▶ _Selected text_
Tuesday, 20 November 2007

Gig-a-Blog™ (Rupert Luck & Daniel Swain, St Anne & St Agnes)

Monday, 19 November 2007

Rupert Luck, violin, and Daniel Swain, piano; Parry: Sonata in D minor for Violin and Pianoforte. Adagio-Allegro; Andante; Rondo: Allegro con fuoco. Walton: Sonata for Violin and Piano. Allegro; Variazioni [in nine bits all of which I can't possibly key in or we'd be here till Wednesday: Ed.]

I've been off sick for nearly all of last week and even before that I'd recently been to fewer concerts at St Anne's than I'd like. So it is frankly blissful to be back here; even more so because it is another concert of Parry-Plus from the dream team of Luck and Swain. The only thing to slightly temper my delight is the awareness that this is the last concert in this very fine series, as he wrote no more sonatas: chiz.


  1. Beautiful, flowing, impassioned. I simply love these people's playing.

▶ _Data to examine_
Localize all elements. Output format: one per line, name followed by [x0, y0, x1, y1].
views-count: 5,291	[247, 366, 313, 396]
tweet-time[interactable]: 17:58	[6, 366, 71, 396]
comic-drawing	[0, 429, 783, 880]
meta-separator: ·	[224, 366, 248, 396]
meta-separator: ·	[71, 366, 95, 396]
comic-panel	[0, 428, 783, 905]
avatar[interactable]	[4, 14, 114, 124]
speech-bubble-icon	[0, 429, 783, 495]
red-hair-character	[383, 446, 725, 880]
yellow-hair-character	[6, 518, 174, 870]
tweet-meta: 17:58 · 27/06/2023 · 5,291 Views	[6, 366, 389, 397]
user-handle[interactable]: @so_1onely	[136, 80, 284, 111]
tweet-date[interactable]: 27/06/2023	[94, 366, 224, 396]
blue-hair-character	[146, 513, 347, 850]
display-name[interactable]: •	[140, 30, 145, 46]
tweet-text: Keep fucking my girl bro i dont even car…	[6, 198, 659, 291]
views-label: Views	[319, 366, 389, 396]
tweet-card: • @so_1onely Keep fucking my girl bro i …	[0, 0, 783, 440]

▶ _Problem to work on_
Please rewrite the concert blog post between "Gig-a-Blog™ (Rupert Luck" and "more sonatas: chiz.", inclusive, putting "wonderful" in place of "blissful".

▶ _Task response_
Gig-a-Blog™ (Rupert Luck & Daniel Swain, St Anne & St Agnes)

Monday, 19 November 2007

Rupert Luck, violin, and Daniel Swain, piano; Parry: Sonata in D minor for Violin and Pianoforte. Adagio-Allegro; Andante; Rondo: Allegro con fuoco. Walton: Sonata for Violin and Piano. Allegro; Variazioni [in nine bits all of which I can't possibly key in or we'd be here till Wednesday: Ed.]

I've been off sick for nearly all of last week and even before that I'd recently been to fewer concerts at St Anne's than I'd like. So it is frankly wonderful to be back here; even more so because it is another concert of Parry-Plus from the dream team of Luck and Swain. The only thing to slightly temper my delight is the awareness that this is the last concert in this very fine series, as he wrote no more sonatas: chiz.